- [Excerpted records]:
——————————

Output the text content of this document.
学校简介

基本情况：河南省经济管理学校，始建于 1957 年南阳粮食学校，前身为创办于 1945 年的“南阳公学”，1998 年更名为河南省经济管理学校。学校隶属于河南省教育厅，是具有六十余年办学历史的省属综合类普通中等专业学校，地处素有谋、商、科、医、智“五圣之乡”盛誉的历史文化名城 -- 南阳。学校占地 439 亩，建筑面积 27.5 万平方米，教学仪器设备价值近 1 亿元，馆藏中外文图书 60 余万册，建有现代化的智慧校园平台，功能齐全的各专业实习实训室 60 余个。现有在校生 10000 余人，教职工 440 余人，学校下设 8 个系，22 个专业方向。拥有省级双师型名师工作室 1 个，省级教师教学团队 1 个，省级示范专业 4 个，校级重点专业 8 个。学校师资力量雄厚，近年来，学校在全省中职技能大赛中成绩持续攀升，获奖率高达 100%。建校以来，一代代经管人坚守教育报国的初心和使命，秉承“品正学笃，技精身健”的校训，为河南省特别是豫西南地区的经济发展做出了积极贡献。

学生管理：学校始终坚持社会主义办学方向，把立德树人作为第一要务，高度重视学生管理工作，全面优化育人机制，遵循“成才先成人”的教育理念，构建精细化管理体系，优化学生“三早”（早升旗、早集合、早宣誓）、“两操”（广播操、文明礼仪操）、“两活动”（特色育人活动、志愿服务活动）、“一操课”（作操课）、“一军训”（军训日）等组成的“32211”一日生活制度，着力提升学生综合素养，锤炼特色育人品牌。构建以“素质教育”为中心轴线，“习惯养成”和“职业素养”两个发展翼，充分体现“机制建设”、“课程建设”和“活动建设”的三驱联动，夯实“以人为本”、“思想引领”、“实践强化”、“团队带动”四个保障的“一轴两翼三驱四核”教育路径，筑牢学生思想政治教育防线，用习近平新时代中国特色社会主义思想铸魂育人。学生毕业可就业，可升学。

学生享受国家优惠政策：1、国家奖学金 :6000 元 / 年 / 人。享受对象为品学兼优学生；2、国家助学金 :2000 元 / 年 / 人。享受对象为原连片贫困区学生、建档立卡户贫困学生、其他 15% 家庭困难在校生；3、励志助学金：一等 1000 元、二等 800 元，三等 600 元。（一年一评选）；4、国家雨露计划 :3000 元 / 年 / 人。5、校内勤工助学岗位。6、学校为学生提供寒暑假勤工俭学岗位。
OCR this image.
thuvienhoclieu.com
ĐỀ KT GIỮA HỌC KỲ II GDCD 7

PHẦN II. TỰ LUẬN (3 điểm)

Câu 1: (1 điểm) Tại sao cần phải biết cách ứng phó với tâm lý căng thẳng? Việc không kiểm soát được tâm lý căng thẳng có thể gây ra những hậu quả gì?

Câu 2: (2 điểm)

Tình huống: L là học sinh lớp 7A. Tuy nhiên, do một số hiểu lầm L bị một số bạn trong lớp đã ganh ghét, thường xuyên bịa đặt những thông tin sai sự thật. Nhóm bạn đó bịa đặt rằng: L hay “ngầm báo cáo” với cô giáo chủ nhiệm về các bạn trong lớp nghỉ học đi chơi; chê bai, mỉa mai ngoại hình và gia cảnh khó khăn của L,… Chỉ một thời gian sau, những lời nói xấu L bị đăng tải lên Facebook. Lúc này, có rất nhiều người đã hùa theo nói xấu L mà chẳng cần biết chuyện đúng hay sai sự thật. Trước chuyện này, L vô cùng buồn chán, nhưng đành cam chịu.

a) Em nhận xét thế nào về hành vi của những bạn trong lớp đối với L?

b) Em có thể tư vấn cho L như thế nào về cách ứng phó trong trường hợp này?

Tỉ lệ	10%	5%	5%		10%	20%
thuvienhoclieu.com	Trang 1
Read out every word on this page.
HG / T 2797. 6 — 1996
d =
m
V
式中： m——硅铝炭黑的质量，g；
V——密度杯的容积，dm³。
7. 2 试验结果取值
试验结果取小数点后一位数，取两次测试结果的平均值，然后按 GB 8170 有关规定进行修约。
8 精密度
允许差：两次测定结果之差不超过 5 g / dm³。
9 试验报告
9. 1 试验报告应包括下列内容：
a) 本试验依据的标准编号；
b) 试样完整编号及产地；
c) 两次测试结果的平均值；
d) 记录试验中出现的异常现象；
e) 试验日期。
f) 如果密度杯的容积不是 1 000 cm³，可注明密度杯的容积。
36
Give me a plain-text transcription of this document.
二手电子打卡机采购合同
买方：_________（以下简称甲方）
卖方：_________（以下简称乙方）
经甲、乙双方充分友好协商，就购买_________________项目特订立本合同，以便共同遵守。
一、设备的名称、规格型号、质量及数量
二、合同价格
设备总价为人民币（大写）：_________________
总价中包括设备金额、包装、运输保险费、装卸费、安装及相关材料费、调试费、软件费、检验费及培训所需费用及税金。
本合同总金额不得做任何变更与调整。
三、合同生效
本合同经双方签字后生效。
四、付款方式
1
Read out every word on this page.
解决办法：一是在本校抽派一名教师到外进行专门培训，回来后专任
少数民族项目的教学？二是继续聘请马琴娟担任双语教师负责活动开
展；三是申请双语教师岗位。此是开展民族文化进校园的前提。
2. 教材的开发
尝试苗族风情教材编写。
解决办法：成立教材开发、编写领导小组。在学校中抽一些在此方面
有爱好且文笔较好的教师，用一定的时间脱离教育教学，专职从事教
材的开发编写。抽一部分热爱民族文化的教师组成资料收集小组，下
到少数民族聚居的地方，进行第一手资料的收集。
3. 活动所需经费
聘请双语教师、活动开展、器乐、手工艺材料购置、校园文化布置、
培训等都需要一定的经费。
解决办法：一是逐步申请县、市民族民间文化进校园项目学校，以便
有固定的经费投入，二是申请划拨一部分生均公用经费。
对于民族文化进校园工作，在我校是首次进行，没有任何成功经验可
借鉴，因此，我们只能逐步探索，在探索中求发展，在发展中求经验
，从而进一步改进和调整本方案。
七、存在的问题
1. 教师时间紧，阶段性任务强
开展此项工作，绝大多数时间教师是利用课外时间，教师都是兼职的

——————————

- [Task details]: Determine how many lines of this listing contain "解决办法", and give only the number.

- [Solution]: 3